**Work to do:** Locate the lines where "mempunyai" occurs and copy them as they stand.
• • • • • • •
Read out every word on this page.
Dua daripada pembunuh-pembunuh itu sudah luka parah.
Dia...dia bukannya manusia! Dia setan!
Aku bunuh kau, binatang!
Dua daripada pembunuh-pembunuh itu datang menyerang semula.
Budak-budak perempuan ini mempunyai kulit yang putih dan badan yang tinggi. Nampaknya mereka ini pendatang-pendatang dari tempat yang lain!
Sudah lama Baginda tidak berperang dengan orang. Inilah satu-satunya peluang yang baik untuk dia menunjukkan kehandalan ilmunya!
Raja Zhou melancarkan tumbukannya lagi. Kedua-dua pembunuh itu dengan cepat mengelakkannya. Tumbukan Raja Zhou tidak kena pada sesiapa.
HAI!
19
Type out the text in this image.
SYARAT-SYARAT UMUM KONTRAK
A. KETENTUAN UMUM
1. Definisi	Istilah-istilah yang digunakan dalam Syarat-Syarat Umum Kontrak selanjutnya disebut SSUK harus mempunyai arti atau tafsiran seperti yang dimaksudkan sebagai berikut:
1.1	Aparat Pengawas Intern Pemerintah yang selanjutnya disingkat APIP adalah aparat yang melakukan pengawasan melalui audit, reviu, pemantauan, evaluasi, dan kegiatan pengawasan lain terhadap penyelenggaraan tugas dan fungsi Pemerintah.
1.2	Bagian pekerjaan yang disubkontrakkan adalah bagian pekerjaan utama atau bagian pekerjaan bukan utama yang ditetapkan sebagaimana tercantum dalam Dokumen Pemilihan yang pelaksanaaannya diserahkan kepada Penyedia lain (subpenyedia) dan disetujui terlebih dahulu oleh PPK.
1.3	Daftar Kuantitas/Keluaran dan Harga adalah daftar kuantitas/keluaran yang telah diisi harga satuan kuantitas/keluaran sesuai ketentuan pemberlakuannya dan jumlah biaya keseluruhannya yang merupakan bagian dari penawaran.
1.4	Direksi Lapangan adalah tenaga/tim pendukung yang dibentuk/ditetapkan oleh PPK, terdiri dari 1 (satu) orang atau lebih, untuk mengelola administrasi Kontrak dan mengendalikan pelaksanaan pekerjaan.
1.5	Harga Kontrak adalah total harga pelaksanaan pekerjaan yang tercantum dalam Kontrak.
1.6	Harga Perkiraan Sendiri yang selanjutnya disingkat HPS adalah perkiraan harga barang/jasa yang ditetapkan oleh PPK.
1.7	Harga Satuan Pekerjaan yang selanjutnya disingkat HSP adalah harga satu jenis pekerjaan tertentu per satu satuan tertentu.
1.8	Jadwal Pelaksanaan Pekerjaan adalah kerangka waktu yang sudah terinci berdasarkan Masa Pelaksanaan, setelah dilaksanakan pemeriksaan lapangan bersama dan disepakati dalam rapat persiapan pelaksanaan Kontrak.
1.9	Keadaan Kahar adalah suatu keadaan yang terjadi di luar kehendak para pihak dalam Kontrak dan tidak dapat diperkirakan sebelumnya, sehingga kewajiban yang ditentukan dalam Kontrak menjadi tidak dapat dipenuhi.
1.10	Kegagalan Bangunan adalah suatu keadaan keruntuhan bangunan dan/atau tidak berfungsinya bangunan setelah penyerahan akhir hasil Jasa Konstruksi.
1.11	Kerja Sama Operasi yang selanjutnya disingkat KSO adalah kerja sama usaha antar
• • • • • • •
**Full answer:**
Budak-budak perempuan ini mempunyai kulit yang putih dan badan yang tinggi. Nampaknya mereka ini pendatang-pendatang dari tempat yang lain!
1. Definisi	Istilah-istilah yang digunakan dalam Syarat-Syarat Umum Kontrak selanjutnya disebut SSUK harus mempunyai arti atau tafsiran seperti yang dimaksudkan sebagai berikut:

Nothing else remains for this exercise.